(Data items)
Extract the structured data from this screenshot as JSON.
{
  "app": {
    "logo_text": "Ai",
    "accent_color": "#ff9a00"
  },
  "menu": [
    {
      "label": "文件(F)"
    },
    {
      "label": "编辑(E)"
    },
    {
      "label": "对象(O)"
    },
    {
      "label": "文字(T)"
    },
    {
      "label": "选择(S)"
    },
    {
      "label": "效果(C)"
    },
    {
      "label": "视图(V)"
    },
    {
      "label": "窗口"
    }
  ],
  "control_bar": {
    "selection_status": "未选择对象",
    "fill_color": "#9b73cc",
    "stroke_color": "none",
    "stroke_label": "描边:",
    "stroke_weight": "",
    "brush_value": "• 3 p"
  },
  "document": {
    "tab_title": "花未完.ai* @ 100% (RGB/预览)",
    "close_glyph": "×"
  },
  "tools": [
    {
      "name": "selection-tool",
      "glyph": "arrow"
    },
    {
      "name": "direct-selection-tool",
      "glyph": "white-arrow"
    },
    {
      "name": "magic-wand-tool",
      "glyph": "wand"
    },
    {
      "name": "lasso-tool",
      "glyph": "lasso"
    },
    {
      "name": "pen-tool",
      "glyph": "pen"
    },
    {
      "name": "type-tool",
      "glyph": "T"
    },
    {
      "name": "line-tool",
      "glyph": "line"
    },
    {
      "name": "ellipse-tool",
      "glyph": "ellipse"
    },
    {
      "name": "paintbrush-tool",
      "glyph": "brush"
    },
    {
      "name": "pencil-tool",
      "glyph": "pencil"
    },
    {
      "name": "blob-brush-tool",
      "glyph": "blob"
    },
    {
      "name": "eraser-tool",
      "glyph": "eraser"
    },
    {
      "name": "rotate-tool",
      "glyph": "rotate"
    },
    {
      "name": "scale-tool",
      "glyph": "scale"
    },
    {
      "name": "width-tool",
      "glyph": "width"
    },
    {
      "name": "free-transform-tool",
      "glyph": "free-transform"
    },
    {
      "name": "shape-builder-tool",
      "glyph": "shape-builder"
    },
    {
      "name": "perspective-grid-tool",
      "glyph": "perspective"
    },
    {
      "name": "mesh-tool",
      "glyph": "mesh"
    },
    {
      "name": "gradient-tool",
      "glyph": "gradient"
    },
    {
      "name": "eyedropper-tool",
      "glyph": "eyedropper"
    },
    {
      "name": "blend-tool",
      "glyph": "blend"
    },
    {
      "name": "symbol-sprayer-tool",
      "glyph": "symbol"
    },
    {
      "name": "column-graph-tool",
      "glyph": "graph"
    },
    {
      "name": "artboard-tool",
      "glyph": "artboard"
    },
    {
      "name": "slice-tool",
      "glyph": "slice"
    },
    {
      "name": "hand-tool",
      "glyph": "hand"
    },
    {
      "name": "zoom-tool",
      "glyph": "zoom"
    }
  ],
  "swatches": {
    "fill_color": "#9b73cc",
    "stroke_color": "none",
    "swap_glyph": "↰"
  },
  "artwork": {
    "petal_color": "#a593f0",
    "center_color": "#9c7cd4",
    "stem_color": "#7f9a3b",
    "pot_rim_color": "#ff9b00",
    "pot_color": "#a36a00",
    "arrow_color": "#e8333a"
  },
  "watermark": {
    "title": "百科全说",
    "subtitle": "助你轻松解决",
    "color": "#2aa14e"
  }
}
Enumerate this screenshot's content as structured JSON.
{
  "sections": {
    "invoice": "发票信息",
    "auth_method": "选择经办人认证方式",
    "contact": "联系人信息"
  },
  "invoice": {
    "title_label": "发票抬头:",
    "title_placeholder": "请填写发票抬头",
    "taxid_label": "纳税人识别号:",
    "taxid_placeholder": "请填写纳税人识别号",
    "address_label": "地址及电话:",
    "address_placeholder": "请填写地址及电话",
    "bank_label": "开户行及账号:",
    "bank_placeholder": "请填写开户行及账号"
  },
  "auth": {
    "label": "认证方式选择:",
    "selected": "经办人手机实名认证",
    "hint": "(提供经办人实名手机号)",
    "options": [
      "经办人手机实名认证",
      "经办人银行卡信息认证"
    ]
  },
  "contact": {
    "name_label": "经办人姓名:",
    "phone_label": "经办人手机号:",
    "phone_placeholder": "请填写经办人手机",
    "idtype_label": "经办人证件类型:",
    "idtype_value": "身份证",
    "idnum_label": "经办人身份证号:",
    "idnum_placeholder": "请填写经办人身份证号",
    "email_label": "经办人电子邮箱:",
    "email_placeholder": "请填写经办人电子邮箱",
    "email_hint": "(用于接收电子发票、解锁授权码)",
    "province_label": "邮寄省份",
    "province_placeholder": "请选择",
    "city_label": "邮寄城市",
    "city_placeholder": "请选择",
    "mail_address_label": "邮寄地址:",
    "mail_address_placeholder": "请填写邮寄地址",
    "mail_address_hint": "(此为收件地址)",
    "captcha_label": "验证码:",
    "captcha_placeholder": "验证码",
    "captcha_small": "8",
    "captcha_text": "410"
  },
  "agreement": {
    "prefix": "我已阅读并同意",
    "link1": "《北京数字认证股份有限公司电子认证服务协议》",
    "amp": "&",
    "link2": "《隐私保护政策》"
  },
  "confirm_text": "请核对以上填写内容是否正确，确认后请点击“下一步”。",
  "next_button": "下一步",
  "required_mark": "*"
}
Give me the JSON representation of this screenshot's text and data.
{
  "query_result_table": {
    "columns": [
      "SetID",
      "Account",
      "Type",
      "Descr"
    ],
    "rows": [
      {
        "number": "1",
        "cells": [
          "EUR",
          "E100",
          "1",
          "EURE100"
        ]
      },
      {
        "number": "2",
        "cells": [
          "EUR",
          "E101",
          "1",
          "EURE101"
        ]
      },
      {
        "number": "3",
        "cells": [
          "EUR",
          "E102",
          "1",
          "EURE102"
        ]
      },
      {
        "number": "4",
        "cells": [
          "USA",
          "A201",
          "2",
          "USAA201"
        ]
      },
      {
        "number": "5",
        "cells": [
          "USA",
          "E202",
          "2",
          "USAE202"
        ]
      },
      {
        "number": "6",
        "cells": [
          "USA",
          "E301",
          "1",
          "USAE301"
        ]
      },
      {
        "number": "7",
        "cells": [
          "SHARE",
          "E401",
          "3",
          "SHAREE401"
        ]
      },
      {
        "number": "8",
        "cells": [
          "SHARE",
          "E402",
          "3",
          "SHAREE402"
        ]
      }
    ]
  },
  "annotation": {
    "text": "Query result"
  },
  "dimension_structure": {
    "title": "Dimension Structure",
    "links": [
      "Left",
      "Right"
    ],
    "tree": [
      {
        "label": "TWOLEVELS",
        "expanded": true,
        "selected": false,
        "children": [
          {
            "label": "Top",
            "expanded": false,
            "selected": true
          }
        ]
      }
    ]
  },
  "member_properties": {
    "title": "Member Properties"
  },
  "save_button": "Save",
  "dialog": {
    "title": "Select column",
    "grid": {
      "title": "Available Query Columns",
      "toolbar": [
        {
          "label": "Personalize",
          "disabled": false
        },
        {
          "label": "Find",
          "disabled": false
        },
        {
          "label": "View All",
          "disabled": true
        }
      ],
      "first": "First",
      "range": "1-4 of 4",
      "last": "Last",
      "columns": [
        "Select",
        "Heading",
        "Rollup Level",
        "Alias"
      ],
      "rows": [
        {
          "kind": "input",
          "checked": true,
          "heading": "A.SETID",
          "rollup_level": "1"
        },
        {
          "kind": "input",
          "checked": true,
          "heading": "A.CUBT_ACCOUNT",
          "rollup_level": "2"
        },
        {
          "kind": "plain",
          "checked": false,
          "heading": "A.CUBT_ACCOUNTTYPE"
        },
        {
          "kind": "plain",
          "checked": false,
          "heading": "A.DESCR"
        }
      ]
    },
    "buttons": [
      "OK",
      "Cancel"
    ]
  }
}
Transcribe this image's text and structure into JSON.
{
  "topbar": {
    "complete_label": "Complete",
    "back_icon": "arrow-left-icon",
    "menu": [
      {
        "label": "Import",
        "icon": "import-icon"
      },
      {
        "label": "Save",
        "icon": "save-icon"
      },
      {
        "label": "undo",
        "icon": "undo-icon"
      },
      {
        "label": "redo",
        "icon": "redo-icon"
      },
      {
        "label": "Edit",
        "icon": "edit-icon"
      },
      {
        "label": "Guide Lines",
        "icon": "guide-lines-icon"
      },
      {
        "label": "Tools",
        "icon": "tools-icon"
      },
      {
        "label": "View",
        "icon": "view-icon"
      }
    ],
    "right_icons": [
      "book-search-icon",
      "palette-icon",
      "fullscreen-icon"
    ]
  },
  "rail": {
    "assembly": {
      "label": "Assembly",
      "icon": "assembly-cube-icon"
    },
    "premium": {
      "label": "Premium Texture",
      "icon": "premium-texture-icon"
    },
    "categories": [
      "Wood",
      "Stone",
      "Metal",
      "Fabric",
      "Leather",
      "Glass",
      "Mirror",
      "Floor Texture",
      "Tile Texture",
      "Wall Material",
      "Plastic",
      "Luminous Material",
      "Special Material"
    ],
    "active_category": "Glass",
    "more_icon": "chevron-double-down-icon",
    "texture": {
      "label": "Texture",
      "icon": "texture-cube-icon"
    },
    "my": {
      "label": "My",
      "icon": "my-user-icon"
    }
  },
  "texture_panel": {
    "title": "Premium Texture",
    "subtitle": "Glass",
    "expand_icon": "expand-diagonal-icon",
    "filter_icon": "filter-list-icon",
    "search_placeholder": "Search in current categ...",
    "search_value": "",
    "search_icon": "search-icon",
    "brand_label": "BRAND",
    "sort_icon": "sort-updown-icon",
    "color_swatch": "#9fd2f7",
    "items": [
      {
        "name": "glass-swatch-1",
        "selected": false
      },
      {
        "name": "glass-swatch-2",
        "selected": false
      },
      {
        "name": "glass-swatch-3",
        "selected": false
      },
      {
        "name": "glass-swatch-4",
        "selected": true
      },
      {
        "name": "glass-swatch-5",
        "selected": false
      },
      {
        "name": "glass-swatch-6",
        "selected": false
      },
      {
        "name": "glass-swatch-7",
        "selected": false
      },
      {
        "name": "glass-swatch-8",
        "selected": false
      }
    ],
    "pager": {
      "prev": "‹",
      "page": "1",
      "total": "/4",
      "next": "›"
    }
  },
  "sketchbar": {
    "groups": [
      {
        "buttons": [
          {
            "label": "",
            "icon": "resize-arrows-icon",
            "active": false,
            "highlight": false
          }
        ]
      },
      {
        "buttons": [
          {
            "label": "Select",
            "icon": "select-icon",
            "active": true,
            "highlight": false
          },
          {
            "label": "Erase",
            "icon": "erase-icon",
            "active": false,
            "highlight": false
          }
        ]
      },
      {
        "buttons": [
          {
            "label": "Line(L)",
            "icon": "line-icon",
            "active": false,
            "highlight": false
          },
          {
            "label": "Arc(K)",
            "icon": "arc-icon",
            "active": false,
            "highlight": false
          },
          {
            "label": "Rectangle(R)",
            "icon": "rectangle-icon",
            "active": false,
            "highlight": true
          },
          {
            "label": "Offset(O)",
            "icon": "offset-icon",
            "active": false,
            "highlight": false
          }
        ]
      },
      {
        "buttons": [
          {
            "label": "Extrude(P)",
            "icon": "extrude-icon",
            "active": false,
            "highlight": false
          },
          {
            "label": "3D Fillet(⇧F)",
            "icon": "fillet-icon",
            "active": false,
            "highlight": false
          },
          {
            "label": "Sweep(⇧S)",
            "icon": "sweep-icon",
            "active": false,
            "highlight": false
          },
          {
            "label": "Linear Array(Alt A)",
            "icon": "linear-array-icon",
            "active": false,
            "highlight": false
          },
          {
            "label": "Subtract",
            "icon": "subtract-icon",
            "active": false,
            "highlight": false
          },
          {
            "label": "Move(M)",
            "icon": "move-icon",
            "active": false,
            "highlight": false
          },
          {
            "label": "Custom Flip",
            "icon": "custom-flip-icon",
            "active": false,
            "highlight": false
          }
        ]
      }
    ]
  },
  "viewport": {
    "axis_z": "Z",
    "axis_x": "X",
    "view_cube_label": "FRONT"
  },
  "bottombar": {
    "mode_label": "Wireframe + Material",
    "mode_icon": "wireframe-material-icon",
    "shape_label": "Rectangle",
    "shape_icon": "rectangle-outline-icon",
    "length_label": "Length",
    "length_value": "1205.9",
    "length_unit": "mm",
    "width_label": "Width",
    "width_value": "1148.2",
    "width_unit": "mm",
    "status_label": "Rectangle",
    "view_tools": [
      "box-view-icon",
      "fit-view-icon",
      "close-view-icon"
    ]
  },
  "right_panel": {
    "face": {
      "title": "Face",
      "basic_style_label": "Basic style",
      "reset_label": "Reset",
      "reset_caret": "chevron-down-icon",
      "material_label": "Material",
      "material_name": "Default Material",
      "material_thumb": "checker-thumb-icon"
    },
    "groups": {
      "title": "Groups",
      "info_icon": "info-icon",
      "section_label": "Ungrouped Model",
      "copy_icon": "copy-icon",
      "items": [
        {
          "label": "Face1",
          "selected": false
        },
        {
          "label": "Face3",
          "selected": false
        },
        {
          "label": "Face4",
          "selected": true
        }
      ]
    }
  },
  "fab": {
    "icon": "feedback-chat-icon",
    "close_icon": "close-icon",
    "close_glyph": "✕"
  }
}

§ Your instructions
Within the listing above, find every line containing the string "builder" and return it.

§ Exercise answer
      "name": "shape-builder-tool",
      "glyph": "shape-builder"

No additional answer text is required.